What you will do
Every entry should be repeated exactly. Omit the pictures.

Extracted records
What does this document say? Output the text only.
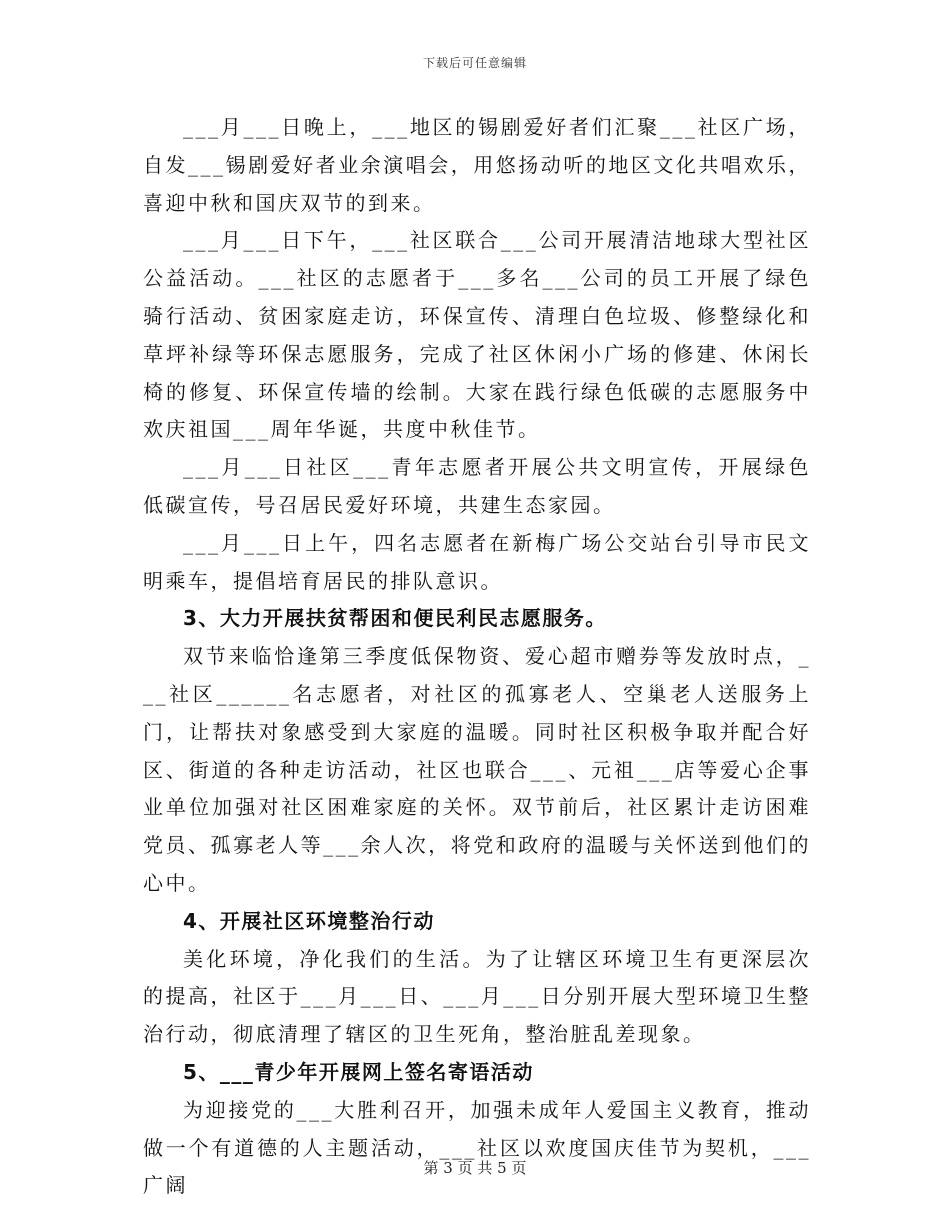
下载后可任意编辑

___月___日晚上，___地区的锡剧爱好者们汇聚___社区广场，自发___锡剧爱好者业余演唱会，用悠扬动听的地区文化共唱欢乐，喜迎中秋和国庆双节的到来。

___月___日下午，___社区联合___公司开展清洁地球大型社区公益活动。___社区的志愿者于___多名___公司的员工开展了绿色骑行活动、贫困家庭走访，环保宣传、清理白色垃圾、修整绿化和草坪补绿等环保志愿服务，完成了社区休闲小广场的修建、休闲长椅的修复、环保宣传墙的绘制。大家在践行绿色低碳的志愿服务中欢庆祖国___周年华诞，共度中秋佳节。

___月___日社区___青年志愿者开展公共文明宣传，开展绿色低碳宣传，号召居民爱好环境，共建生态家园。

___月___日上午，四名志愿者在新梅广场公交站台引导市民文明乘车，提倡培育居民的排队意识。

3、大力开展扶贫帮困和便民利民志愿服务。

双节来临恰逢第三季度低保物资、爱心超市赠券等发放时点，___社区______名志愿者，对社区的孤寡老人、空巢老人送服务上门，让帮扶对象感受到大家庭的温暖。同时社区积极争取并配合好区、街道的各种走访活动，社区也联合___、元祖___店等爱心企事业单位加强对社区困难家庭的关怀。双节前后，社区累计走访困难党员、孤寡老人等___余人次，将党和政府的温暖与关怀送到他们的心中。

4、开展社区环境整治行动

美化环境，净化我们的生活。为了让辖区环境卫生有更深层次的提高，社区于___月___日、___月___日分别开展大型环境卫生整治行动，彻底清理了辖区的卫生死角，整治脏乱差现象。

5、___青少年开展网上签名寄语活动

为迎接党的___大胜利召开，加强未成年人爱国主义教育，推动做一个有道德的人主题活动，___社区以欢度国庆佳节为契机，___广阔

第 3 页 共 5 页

Solved problem
What does this document say? Output the text only.
下载后可任意编辑

___月___日晚上，___地区的锡剧爱好者们汇聚___社区广场，自发___锡剧爱好者业余演唱会，用悠扬动听的地区文化共唱欢乐，喜迎中秋和国庆双节的到来。

___月___日下午，___社区联合___公司开展清洁地球大型社区公益活动。___社区的志愿者于___多名___公司的员工开展了绿色骑行活动、贫困家庭走访，环保宣传、清理白色垃圾、修整绿化和草坪补绿等环保志愿服务，完成了社区休闲小广场的修建、休闲长椅的修复、环保宣传墙的绘制。大家在践行绿色低碳的志愿服务中欢庆祖国___周年华诞，共度中秋佳节。

___月___日社区___青年志愿者开展公共文明宣传，开展绿色低碳宣传，号召居民爱好环境，共建生态家园。

___月___日上午，四名志愿者在新梅广场公交站台引导市民文明乘车，提倡培育居民的排队意识。

3、大力开展扶贫帮困和便民利民志愿服务。

双节来临恰逢第三季度低保物资、爱心超市赠券等发放时点，___社区______名志愿者，对社区的孤寡老人、空巢老人送服务上门，让帮扶对象感受到大家庭的温暖。同时社区积极争取并配合好区、街道的各种走访活动，社区也联合___、元祖___店等爱心企事业单位加强对社区困难家庭的关怀。双节前后，社区累计走访困难党员、孤寡老人等___余人次，将党和政府的温暖与关怀送到他们的心中。

4、开展社区环境整治行动

美化环境，净化我们的生活。为了让辖区环境卫生有更深层次的提高，社区于___月___日、___月___日分别开展大型环境卫生整治行动，彻底清理了辖区的卫生死角，整治脏乱差现象。

5、___青少年开展网上签名寄语活动

为迎接党的___大胜利召开，加强未成年人爱国主义教育，推动做一个有道德的人主题活动，___社区以欢度国庆佳节为契机，___广阔

第 3 页 共 5 页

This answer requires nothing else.